Exercise directions
Select and copy out every line in the records containing "Eficiencia".

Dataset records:

::::::

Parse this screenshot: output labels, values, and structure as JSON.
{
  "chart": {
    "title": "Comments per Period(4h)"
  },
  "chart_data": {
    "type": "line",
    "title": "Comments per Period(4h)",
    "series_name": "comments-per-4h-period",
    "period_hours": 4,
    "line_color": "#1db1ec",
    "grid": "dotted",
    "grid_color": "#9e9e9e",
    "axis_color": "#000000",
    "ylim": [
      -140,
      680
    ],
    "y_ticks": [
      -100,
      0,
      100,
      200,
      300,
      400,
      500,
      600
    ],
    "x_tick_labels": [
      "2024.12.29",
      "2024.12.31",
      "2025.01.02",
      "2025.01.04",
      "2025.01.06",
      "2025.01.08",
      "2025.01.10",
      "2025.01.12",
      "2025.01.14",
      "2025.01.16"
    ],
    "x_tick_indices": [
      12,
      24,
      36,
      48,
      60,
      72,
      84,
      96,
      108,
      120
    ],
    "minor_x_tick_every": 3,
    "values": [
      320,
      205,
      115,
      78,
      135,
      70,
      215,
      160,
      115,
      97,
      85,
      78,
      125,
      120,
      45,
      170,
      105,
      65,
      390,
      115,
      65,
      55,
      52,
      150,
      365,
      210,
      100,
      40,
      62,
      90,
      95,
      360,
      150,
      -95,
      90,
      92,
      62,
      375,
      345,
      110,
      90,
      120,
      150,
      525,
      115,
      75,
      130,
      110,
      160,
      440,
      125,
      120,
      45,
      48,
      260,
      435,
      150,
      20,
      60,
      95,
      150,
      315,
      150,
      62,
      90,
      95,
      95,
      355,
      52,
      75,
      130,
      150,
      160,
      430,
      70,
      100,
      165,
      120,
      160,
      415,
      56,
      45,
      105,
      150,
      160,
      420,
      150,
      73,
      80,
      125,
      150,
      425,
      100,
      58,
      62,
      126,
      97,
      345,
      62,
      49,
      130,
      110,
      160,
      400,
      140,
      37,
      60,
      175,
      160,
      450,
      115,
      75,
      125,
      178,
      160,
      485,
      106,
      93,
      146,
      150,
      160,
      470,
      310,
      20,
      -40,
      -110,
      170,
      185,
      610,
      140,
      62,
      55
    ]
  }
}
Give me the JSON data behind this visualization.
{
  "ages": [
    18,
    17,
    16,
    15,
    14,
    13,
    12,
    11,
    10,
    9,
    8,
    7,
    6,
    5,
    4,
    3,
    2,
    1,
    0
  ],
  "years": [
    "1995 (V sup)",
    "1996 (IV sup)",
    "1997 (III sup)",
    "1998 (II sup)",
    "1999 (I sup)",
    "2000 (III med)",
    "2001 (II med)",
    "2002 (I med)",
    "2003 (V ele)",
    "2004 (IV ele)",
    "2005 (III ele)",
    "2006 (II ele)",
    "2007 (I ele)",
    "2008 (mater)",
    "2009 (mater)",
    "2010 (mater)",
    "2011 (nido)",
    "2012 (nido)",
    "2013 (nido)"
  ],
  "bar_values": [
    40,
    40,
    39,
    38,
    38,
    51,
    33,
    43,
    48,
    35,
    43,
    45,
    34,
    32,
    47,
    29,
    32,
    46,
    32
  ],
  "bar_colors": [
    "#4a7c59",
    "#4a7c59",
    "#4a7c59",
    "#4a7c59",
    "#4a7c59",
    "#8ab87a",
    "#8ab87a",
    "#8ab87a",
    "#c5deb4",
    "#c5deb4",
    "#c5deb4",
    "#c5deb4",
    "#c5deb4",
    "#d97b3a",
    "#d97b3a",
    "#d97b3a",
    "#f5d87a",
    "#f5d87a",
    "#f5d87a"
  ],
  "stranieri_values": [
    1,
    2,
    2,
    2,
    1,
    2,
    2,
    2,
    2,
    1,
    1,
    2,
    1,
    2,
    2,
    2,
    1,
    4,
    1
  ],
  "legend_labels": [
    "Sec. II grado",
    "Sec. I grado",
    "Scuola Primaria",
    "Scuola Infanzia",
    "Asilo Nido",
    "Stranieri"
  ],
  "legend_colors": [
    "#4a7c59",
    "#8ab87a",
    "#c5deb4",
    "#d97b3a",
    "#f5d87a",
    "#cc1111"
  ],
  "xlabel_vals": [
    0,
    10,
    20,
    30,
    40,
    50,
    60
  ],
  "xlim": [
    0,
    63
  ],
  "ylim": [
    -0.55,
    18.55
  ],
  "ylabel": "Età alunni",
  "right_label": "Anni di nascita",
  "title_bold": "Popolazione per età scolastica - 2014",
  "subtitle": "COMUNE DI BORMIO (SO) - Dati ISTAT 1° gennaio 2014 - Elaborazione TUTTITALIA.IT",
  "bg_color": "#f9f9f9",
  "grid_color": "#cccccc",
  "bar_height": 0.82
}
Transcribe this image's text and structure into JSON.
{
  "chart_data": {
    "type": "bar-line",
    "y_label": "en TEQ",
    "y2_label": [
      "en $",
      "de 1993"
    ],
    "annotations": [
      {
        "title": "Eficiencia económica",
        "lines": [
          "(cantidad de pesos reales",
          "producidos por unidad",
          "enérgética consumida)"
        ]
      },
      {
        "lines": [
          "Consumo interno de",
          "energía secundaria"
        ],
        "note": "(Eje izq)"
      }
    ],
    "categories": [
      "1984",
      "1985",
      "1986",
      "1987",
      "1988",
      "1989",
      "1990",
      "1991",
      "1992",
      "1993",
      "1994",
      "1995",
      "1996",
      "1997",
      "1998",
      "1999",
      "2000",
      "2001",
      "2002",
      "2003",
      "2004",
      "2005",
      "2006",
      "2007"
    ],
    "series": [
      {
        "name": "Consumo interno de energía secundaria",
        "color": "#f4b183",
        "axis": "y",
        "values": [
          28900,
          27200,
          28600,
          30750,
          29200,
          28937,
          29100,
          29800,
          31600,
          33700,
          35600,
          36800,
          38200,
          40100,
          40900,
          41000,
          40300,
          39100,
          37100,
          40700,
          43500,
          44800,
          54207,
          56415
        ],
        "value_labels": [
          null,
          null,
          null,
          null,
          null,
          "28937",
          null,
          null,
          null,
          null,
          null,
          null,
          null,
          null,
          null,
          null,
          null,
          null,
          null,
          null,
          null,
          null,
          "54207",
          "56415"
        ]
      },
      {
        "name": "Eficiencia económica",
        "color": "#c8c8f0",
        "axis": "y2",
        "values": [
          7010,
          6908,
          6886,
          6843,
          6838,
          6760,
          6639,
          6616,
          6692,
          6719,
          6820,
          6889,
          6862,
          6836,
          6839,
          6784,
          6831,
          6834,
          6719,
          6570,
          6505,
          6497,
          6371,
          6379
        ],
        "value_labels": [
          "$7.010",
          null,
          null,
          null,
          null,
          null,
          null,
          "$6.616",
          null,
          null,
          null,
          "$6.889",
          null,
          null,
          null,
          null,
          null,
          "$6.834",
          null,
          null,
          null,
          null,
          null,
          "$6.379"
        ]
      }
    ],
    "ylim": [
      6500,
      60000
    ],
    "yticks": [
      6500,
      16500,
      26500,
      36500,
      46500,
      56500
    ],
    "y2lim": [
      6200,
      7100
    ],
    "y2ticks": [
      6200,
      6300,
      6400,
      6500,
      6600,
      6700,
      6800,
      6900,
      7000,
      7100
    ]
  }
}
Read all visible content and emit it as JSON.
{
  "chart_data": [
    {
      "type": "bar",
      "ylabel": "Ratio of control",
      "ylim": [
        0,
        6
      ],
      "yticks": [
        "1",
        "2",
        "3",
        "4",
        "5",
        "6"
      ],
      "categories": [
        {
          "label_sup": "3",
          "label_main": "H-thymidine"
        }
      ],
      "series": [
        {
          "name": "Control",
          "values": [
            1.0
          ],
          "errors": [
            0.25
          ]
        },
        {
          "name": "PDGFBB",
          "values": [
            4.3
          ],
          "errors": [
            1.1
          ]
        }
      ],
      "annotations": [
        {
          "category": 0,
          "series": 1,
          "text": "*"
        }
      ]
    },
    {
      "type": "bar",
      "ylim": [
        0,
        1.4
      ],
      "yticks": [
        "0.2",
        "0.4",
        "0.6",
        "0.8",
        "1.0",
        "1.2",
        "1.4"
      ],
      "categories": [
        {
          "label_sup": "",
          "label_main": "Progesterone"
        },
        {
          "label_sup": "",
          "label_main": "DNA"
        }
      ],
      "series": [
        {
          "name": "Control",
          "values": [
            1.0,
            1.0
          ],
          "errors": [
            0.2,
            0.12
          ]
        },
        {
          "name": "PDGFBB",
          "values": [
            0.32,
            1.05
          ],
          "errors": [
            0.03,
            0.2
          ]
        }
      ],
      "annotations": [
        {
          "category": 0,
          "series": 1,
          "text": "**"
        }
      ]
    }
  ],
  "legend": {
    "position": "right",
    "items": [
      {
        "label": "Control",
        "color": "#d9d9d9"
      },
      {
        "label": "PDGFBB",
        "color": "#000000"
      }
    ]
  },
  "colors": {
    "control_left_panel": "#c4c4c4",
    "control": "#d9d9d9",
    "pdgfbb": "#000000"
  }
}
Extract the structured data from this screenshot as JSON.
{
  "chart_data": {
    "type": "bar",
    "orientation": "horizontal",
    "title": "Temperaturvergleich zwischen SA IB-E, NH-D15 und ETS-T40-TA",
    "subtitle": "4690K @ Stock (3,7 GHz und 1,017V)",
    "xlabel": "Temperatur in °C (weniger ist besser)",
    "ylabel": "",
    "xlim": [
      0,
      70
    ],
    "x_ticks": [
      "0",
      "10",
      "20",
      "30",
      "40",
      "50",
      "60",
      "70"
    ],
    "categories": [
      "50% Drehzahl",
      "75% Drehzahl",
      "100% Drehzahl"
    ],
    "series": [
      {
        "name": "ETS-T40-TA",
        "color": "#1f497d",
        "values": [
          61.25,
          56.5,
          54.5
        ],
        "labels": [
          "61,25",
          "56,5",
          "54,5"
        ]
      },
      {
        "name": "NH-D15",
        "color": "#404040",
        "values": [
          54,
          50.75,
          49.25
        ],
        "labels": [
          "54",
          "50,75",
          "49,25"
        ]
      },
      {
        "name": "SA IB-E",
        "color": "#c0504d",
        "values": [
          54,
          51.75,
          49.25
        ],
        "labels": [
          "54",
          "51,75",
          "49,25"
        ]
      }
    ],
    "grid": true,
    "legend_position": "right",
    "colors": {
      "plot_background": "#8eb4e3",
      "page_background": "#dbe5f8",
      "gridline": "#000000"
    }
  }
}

::::::

Output
        "title": "Eficiencia económica",
        "name": "Eficiencia económica",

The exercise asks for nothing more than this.